(Collected data)
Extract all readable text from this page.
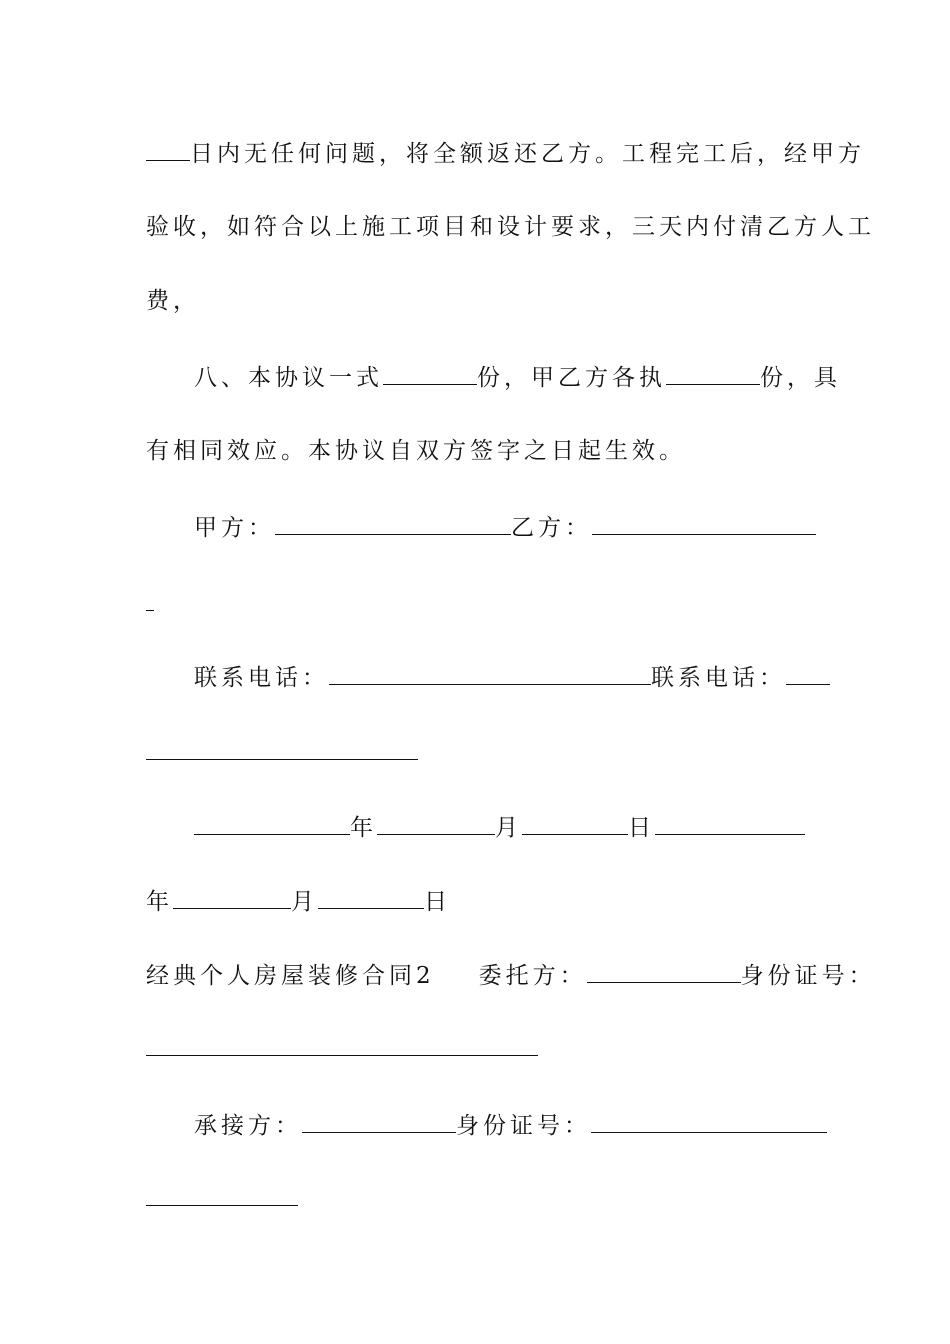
日内无任何问题，将全额返还乙方。工程完工后，经甲方
验收，如符合以上施工项目和设计要求，三天内付清乙方人工
费，
八、本协议一式	份，甲乙方各执	份，具
有相同效应。本协议自双方签字之日起生效。
甲方：	乙方：
联系电话：	联系电话：
年	月	日
年	月	日
经典个人房屋装修合同2 委托方：	身份证号：
承接方：	身份证号：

▸ REQUIRED TASK: Every line above should be returned word for word, with the pictures left behind.

▸ TASK SOLUTION:
Extract all readable text from this page.
日内无任何问题，将全额返还乙方。工程完工后，经甲方
验收，如符合以上施工项目和设计要求，三天内付清乙方人工
费，
八、本协议一式	份，甲乙方各执	份，具
有相同效应。本协议自双方签字之日起生效。
甲方：	乙方：
联系电话：	联系电话：
年	月	日
年	月	日
经典个人房屋装修合同2 委托方：	身份证号：
承接方：	身份证号：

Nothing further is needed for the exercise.